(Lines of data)
※
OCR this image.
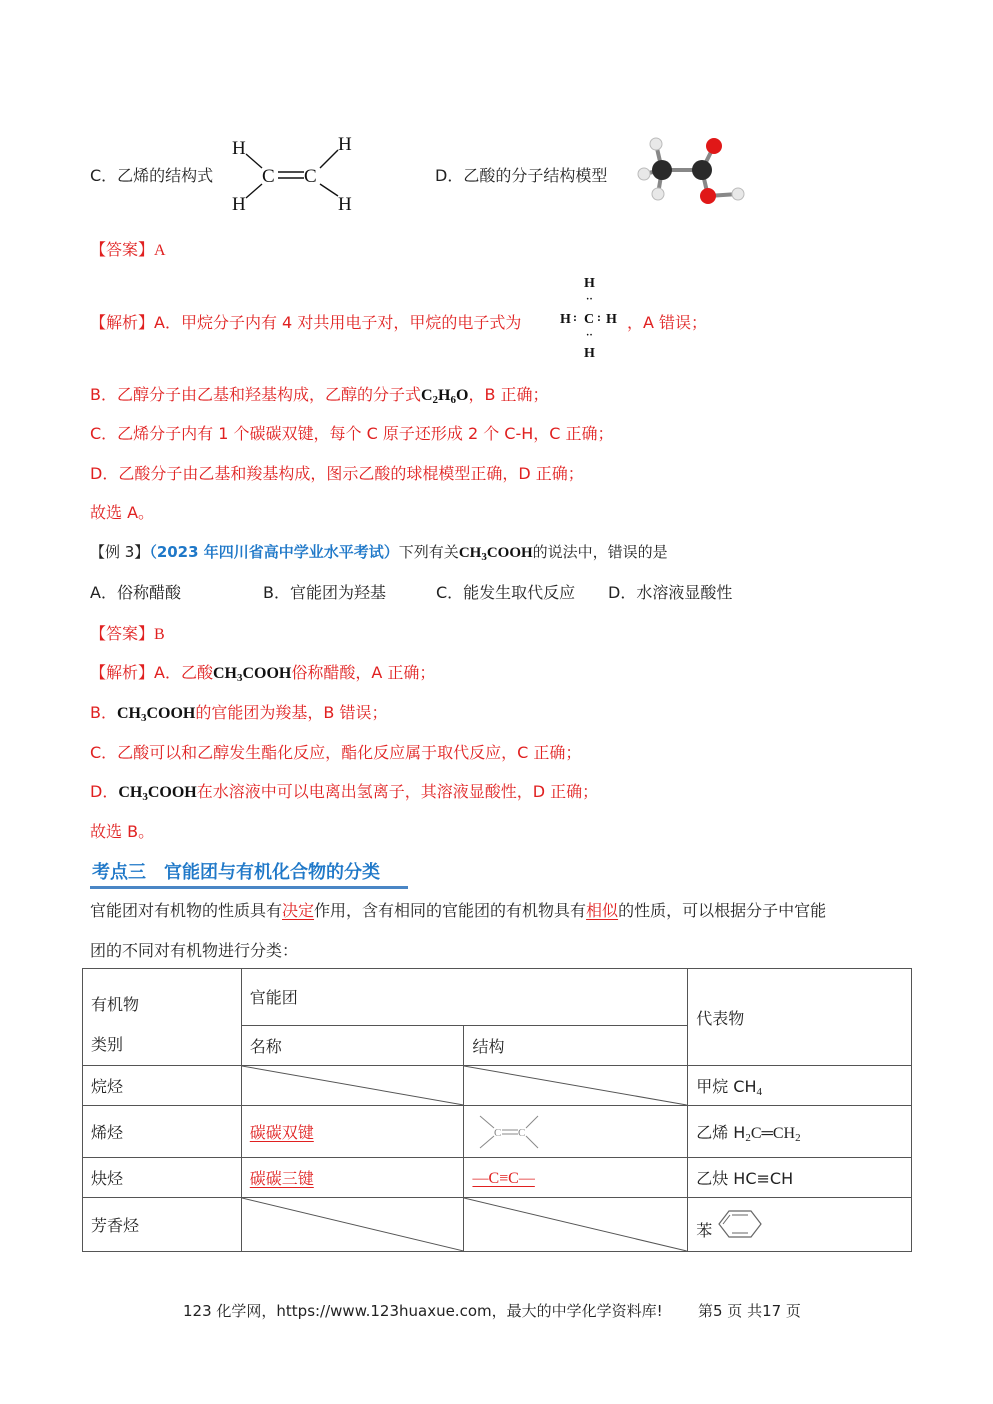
C．乙烯的结构式
H
H
C C
H
H
D．乙酸的分子结构模型
【答案】A
【解析】A．甲烷分子内有 4 对共用电子对，甲烷的电子式为
H
··
H : C : H
··
H
，A 错误；
B．乙醇分子由乙基和羟基构成，乙醇的分子式$C_2H_6O$，B 正确；
C．乙烯分子内有 1 个碳碳双键，每个 C 原子还形成 2 个 C-H，C 正确；
D．乙酸分子由乙基和羧基构成，图示乙酸的球棍模型正确，D 正确；
故选 A。
【例 3】（2023 年四川省高中学业水平考试）下列有关$CH_3COOH$的说法中，错误的是
A．俗称醋酸	B．官能团为羟基	C．能发生取代反应 D．水溶液显酸性
【答案】B
【解析】A．乙酸$CH_3COOH$俗称醋酸，A 正确；
B．$CH_3COOH$的官能团为羧基，B 错误；
C．乙酸可以和乙醇发生酯化反应，酯化反应属于取代反应，C 正确；
D．$CH_3COOH$在水溶液中可以电离出氢离子，其溶液显酸性，D 正确；
故选 B。
考点三　官能团与有机化合物的分类
官能团对有机物的性质具有决定作用，含有相同的官能团的有机物具有相似的性质，可以根据分子中官能
团的不同对有机物进行分类：
有机物
类别	官能团		代表物
	名称	结构	
烷烃			甲烷 $CH_4$
烯烃	碳碳双键	C C	乙烯 $H_2C═CH_2$
炔烃	碳碳三键	—C≡C—	乙炔 HC≡CH
芳香烃			苯
123 化学网，https://www.123huaxue.com，最大的中学化学资料库! 第5 页 共17 页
※
Brief - Leave out every picture and copy the rest of the records exactly.

Solution -
OCR this image.
C．乙烯的结构式
H
H
C C
H
H
D．乙酸的分子结构模型
【答案】A
【解析】A．甲烷分子内有 4 对共用电子对，甲烷的电子式为
H
··
H : C : H
··
H
，A 错误；
B．乙醇分子由乙基和羟基构成，乙醇的分子式$C_2H_6O$，B 正确；
C．乙烯分子内有 1 个碳碳双键，每个 C 原子还形成 2 个 C-H，C 正确；
D．乙酸分子由乙基和羧基构成，图示乙酸的球棍模型正确，D 正确；
故选 A。
【例 3】（2023 年四川省高中学业水平考试）下列有关$CH_3COOH$的说法中，错误的是
A．俗称醋酸	B．官能团为羟基	C．能发生取代反应 D．水溶液显酸性
【答案】B
【解析】A．乙酸$CH_3COOH$俗称醋酸，A 正确；
B．$CH_3COOH$的官能团为羧基，B 错误；
C．乙酸可以和乙醇发生酯化反应，酯化反应属于取代反应，C 正确；
D．$CH_3COOH$在水溶液中可以电离出氢离子，其溶液显酸性，D 正确；
故选 B。
考点三　官能团与有机化合物的分类
官能团对有机物的性质具有决定作用，含有相同的官能团的有机物具有相似的性质，可以根据分子中官能
团的不同对有机物进行分类：
有机物
类别	官能团		代表物
	名称	结构	
烷烃			甲烷 $CH_4$
烯烃	碳碳双键	C C	乙烯 $H_2C═CH_2$
炔烃	碳碳三键	—C≡C—	乙炔 HC≡CH
芳香烃			苯
123 化学网，https://www.123huaxue.com，最大的中学化学资料库! 第5 页 共17 页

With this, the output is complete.